[Collected data entries]

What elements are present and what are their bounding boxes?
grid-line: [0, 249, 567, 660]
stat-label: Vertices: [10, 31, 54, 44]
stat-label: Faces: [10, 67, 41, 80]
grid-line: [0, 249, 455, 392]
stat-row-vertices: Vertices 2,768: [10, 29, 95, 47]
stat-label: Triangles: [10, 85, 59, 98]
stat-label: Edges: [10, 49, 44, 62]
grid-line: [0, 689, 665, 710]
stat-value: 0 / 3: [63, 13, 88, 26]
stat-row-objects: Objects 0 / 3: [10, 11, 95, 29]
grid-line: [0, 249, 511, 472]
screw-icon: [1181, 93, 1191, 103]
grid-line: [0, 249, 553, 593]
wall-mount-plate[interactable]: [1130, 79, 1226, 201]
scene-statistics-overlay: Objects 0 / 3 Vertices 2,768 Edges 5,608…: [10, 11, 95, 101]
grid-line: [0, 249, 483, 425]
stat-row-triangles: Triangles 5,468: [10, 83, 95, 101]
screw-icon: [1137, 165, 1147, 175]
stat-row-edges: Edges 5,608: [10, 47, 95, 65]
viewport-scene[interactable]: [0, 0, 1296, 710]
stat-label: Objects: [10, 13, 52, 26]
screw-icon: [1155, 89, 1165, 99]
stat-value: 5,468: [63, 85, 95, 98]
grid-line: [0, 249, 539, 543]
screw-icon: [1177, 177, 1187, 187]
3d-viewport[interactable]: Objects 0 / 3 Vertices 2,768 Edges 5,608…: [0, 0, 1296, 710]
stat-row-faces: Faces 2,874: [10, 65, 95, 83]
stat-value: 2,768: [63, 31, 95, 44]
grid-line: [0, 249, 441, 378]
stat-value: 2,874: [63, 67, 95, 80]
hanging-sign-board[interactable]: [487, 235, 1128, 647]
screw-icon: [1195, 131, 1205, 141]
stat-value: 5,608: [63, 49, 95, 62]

● **Task goal**
Reproduce every line of the records above verbatim, without any alteration.

● **Written solution**
What elements are present and what are their bounding boxes?
grid-line: [0, 249, 567, 660]
stat-label: Vertices: [10, 31, 54, 44]
stat-label: Faces: [10, 67, 41, 80]
grid-line: [0, 249, 455, 392]
stat-row-vertices: Vertices 2,768: [10, 29, 95, 47]
stat-label: Triangles: [10, 85, 59, 98]
stat-label: Edges: [10, 49, 44, 62]
grid-line: [0, 689, 665, 710]
stat-value: 0 / 3: [63, 13, 88, 26]
stat-row-objects: Objects 0 / 3: [10, 11, 95, 29]
grid-line: [0, 249, 511, 472]
screw-icon: [1181, 93, 1191, 103]
grid-line: [0, 249, 553, 593]
wall-mount-plate[interactable]: [1130, 79, 1226, 201]
scene-statistics-overlay: Objects 0 / 3 Vertices 2,768 Edges 5,608…: [10, 11, 95, 101]
grid-line: [0, 249, 483, 425]
stat-row-triangles: Triangles 5,468: [10, 83, 95, 101]
screw-icon: [1137, 165, 1147, 175]
stat-row-edges: Edges 5,608: [10, 47, 95, 65]
viewport-scene[interactable]: [0, 0, 1296, 710]
stat-label: Objects: [10, 13, 52, 26]
screw-icon: [1155, 89, 1165, 99]
stat-value: 5,468: [63, 85, 95, 98]
grid-line: [0, 249, 539, 543]
screw-icon: [1177, 177, 1187, 187]
3d-viewport[interactable]: Objects 0 / 3 Vertices 2,768 Edges 5,608…: [0, 0, 1296, 710]
stat-row-faces: Faces 2,874: [10, 65, 95, 83]
stat-value: 2,768: [63, 31, 95, 44]
grid-line: [0, 249, 441, 378]
stat-value: 2,874: [63, 67, 95, 80]
hanging-sign-board[interactable]: [487, 235, 1128, 647]
screw-icon: [1195, 131, 1205, 141]
stat-value: 5,608: [63, 49, 95, 62]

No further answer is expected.